— Start of EXERCISE MATERIAL —

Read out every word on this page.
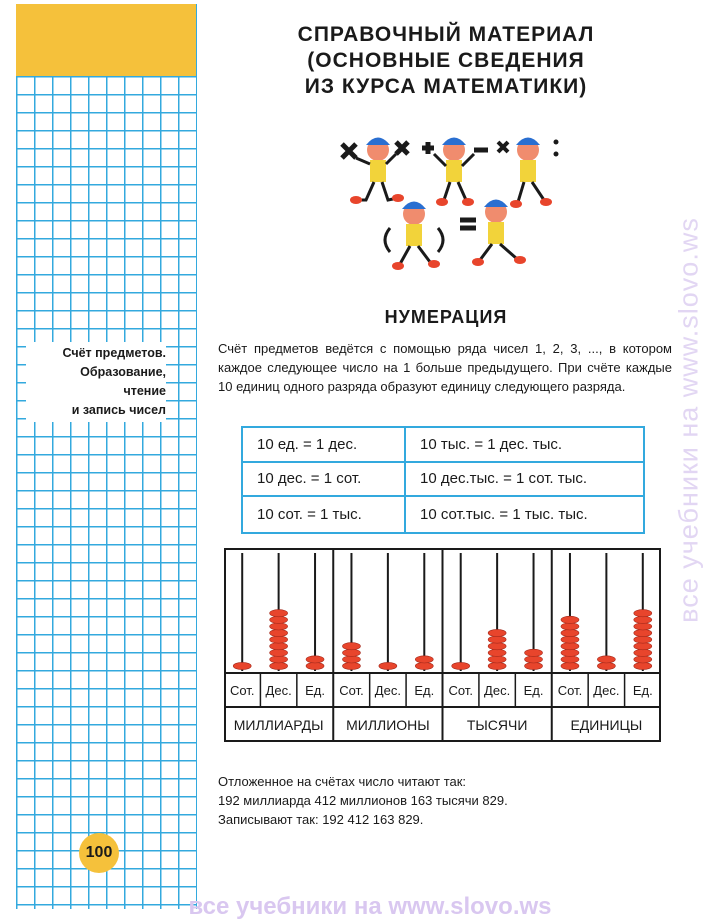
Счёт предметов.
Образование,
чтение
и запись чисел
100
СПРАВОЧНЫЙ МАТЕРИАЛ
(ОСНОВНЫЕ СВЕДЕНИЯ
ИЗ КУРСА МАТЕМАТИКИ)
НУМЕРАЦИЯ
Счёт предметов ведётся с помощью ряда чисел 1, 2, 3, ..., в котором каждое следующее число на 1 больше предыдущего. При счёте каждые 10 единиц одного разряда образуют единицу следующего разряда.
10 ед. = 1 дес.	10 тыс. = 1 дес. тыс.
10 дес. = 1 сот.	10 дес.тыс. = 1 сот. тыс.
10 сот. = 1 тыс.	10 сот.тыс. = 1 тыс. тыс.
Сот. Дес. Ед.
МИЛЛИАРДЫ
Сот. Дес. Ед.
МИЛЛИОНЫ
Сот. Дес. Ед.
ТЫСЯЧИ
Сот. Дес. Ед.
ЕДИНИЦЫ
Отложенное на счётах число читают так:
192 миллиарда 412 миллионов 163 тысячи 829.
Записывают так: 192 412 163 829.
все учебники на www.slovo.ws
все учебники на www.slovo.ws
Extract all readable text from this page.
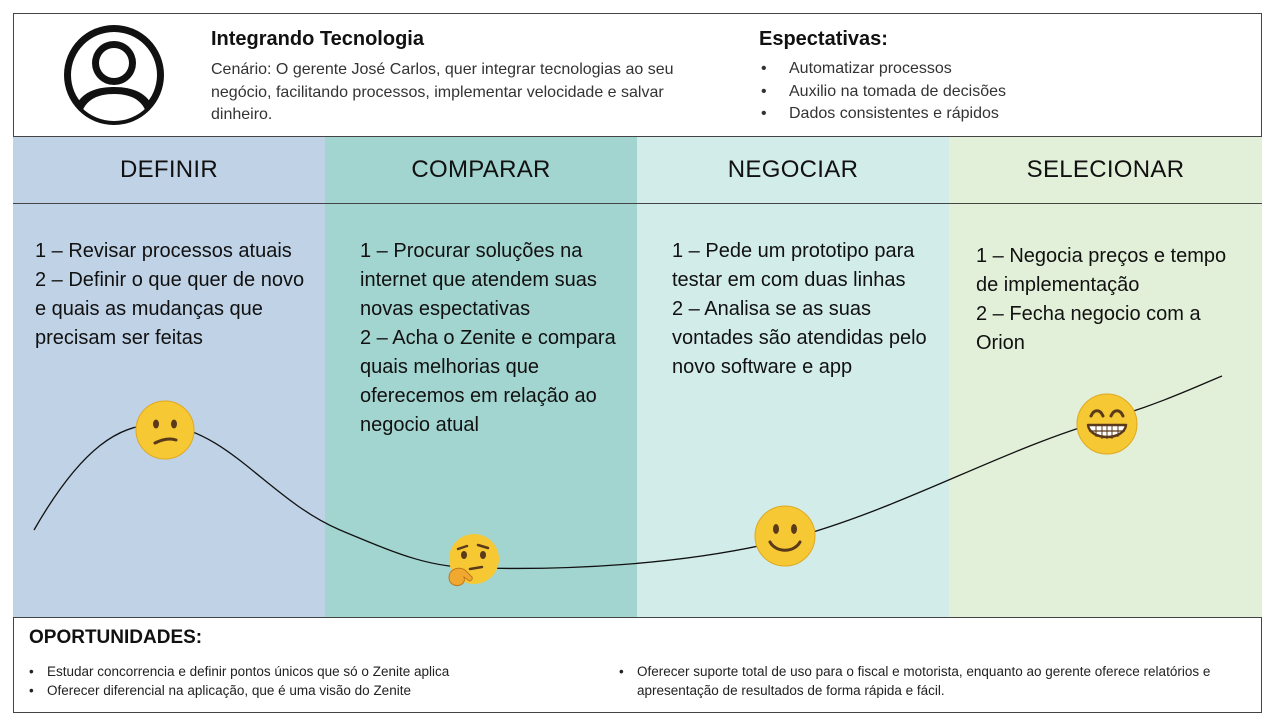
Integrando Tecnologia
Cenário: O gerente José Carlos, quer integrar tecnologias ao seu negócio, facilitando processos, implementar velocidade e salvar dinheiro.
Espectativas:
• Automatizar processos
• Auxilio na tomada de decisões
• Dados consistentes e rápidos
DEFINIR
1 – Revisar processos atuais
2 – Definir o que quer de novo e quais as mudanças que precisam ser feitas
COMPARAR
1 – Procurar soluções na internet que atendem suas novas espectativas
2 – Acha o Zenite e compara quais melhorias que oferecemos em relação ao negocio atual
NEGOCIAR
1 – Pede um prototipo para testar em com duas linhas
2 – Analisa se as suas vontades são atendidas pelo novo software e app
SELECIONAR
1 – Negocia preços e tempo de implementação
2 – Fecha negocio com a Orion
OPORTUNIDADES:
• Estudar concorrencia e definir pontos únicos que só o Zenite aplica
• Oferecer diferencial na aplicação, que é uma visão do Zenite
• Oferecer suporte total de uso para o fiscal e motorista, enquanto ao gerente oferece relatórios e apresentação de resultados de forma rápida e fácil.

— End of EXERCISE MATERIAL —

TO DO =>
Output all of the records exactly as they appear above, but not the pictures.

TASK OUTPUT =>
Read out every word on this page.
Счёт предметов.
Образование,
чтение
и запись чисел
100
СПРАВОЧНЫЙ МАТЕРИАЛ
(ОСНОВНЫЕ СВЕДЕНИЯ
ИЗ КУРСА МАТЕМАТИКИ)
НУМЕРАЦИЯ
Счёт предметов ведётся с помощью ряда чисел 1, 2, 3, ..., в котором каждое следующее число на 1 больше предыдущего. При счёте каждые 10 единиц одного разряда образуют единицу следующего разряда.
10 ед. = 1 дес.	10 тыс. = 1 дес. тыс.
10 дес. = 1 сот.	10 дес.тыс. = 1 сот. тыс.
10 сот. = 1 тыс.	10 сот.тыс. = 1 тыс. тыс.
Сот. Дес. Ед.
МИЛЛИАРДЫ
Сот. Дес. Ед.
МИЛЛИОНЫ
Сот. Дес. Ед.
ТЫСЯЧИ
Сот. Дес. Ед.
ЕДИНИЦЫ
Отложенное на счётах число читают так:
192 миллиарда 412 миллионов 163 тысячи 829.
Записывают так: 192 412 163 829.
все учебники на www.slovo.ws
все учебники на www.slovo.ws
Extract all readable text from this page.
Integrando Tecnologia
Cenário: O gerente José Carlos, quer integrar tecnologias ao seu negócio, facilitando processos, implementar velocidade e salvar dinheiro.
Espectativas:
• Automatizar processos
• Auxilio na tomada de decisões
• Dados consistentes e rápidos
DEFINIR
1 – Revisar processos atuais
2 – Definir o que quer de novo e quais as mudanças que precisam ser feitas
COMPARAR
1 – Procurar soluções na internet que atendem suas novas espectativas
2 – Acha o Zenite e compara quais melhorias que oferecemos em relação ao negocio atual
NEGOCIAR
1 – Pede um prototipo para testar em com duas linhas
2 – Analisa se as suas vontades são atendidas pelo novo software e app
SELECIONAR
1 – Negocia preços e tempo de implementação
2 – Fecha negocio com a Orion
OPORTUNIDADES:
• Estudar concorrencia e definir pontos únicos que só o Zenite aplica
• Oferecer diferencial na aplicação, que é uma visão do Zenite
• Oferecer suporte total de uso para o fiscal e motorista, enquanto ao gerente oferece relatórios e apresentação de resultados de forma rápida e fácil.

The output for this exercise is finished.